● Exercise description:
Below is a listing to write out in full, exactly as given, without its pictures.

● Working data:
————————
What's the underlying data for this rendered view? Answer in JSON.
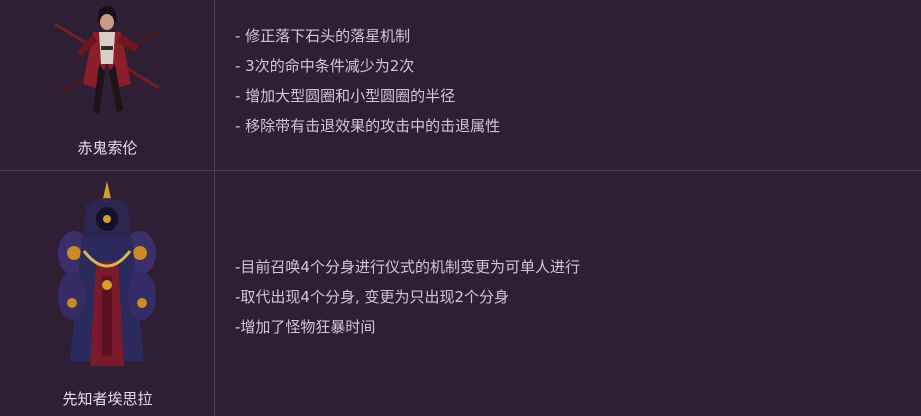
{
  "rows": [
    {
      "name": "赤鬼索伦",
      "notes": [
        "- 修正落下石头的落星机制",
        "- 3次的命中条件减少为2次",
        "- 增加大型圆圈和小型圆圈的半径",
        "- 移除带有击退效果的攻击中的击退属性"
      ]
    },
    {
      "name": "先知者埃思拉",
      "notes": [
        "-目前召唤4个分身进行仪式的机制变更为可单人进行",
        "-取代出现4个分身, 变更为只出现2个分身",
        "-增加了怪物狂暴时间"
      ]
    }
  ],
  "colors": {
    "background": "#2e1f35",
    "border": "#4a3a52",
    "text": "#d3c5d8"
  }
}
————————
● Exercise answer:
What's the underlying data for this rendered view? Answer in JSON.
{
  "rows": [
    {
      "name": "赤鬼索伦",
      "notes": [
        "- 修正落下石头的落星机制",
        "- 3次的命中条件减少为2次",
        "- 增加大型圆圈和小型圆圈的半径",
        "- 移除带有击退效果的攻击中的击退属性"
      ]
    },
    {
      "name": "先知者埃思拉",
      "notes": [
        "-目前召唤4个分身进行仪式的机制变更为可单人进行",
        "-取代出现4个分身, 变更为只出现2个分身",
        "-增加了怪物狂暴时间"
      ]
    }
  ],
  "colors": {
    "background": "#2e1f35",
    "border": "#4a3a52",
    "text": "#d3c5d8"
  }
}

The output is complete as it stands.